▶ _TASK STATEMENT_:
Every line of the material that follows must be printed again exactly.

Recorded data:
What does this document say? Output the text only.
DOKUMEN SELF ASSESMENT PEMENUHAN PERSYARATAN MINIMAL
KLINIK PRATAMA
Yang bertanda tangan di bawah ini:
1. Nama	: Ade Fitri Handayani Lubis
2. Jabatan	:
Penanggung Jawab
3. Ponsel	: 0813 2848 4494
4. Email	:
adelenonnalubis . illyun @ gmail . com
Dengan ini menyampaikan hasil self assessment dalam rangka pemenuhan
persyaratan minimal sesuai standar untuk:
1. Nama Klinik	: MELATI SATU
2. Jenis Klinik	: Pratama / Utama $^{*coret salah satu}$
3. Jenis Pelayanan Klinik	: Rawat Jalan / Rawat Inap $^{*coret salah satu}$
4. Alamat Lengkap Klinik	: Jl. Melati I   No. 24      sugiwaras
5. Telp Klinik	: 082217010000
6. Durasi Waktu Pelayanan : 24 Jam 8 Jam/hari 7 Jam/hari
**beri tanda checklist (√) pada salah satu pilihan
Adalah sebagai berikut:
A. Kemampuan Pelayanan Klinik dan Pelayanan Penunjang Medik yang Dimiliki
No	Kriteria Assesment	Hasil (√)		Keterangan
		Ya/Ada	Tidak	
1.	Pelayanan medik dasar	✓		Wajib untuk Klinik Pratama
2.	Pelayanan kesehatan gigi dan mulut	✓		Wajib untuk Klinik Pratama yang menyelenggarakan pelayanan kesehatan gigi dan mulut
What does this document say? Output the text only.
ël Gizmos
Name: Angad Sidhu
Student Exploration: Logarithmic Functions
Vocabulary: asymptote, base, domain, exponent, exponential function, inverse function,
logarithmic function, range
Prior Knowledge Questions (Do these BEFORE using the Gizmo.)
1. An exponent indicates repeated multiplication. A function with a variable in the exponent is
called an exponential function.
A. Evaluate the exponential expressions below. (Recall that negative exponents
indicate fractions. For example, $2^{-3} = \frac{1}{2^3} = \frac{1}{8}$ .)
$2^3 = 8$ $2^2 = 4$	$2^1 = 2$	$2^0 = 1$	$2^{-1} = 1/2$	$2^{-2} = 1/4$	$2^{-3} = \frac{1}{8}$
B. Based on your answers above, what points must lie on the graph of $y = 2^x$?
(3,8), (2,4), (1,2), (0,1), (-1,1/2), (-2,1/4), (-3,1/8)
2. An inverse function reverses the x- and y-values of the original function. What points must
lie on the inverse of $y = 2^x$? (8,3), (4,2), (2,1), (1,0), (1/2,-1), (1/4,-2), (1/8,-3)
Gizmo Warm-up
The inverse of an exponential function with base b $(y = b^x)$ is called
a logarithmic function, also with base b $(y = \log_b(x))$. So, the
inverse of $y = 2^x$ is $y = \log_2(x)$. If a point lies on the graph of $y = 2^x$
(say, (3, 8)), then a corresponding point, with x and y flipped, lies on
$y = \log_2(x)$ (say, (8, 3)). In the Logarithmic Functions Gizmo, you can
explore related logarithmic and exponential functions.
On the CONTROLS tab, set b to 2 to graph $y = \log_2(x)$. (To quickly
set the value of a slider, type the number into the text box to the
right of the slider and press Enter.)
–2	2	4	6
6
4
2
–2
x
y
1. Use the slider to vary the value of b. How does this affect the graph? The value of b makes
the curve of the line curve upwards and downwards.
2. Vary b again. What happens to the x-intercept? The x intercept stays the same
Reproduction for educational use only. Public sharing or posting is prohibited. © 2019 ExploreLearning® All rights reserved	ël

▶ _WRITTEN RESPONSE_:
What does this document say? Output the text only.
DOKUMEN SELF ASSESMENT PEMENUHAN PERSYARATAN MINIMAL
KLINIK PRATAMA
Yang bertanda tangan di bawah ini:
1. Nama	: Ade Fitri Handayani Lubis
2. Jabatan	:
Penanggung Jawab
3. Ponsel	: 0813 2848 4494
4. Email	:
adelenonnalubis . illyun @ gmail . com
Dengan ini menyampaikan hasil self assessment dalam rangka pemenuhan
persyaratan minimal sesuai standar untuk:
1. Nama Klinik	: MELATI SATU
2. Jenis Klinik	: Pratama / Utama $^{*coret salah satu}$
3. Jenis Pelayanan Klinik	: Rawat Jalan / Rawat Inap $^{*coret salah satu}$
4. Alamat Lengkap Klinik	: Jl. Melati I   No. 24      sugiwaras
5. Telp Klinik	: 082217010000
6. Durasi Waktu Pelayanan : 24 Jam 8 Jam/hari 7 Jam/hari
**beri tanda checklist (√) pada salah satu pilihan
Adalah sebagai berikut:
A. Kemampuan Pelayanan Klinik dan Pelayanan Penunjang Medik yang Dimiliki
No	Kriteria Assesment	Hasil (√)		Keterangan
		Ya/Ada	Tidak	
1.	Pelayanan medik dasar	✓		Wajib untuk Klinik Pratama
2.	Pelayanan kesehatan gigi dan mulut	✓		Wajib untuk Klinik Pratama yang menyelenggarakan pelayanan kesehatan gigi dan mulut
What does this document say? Output the text only.
ël Gizmos
Name: Angad Sidhu
Student Exploration: Logarithmic Functions
Vocabulary: asymptote, base, domain, exponent, exponential function, inverse function,
logarithmic function, range
Prior Knowledge Questions (Do these BEFORE using the Gizmo.)
1. An exponent indicates repeated multiplication. A function with a variable in the exponent is
called an exponential function.
A. Evaluate the exponential expressions below. (Recall that negative exponents
indicate fractions. For example, $2^{-3} = \frac{1}{2^3} = \frac{1}{8}$ .)
$2^3 = 8$ $2^2 = 4$	$2^1 = 2$	$2^0 = 1$	$2^{-1} = 1/2$	$2^{-2} = 1/4$	$2^{-3} = \frac{1}{8}$
B. Based on your answers above, what points must lie on the graph of $y = 2^x$?
(3,8), (2,4), (1,2), (0,1), (-1,1/2), (-2,1/4), (-3,1/8)
2. An inverse function reverses the x- and y-values of the original function. What points must
lie on the inverse of $y = 2^x$? (8,3), (4,2), (2,1), (1,0), (1/2,-1), (1/4,-2), (1/8,-3)
Gizmo Warm-up
The inverse of an exponential function with base b $(y = b^x)$ is called
a logarithmic function, also with base b $(y = \log_b(x))$. So, the
inverse of $y = 2^x$ is $y = \log_2(x)$. If a point lies on the graph of $y = 2^x$
(say, (3, 8)), then a corresponding point, with x and y flipped, lies on
$y = \log_2(x)$ (say, (8, 3)). In the Logarithmic Functions Gizmo, you can
explore related logarithmic and exponential functions.
On the CONTROLS tab, set b to 2 to graph $y = \log_2(x)$. (To quickly
set the value of a slider, type the number into the text box to the
right of the slider and press Enter.)
–2	2	4	6
6
4
2
–2
x
y
1. Use the slider to vary the value of b. How does this affect the graph? The value of b makes
the curve of the line curve upwards and downwards.
2. Vary b again. What happens to the x-intercept? The x intercept stays the same
Reproduction for educational use only. Public sharing or posting is prohibited. © 2019 ExploreLearning® All rights reserved	ël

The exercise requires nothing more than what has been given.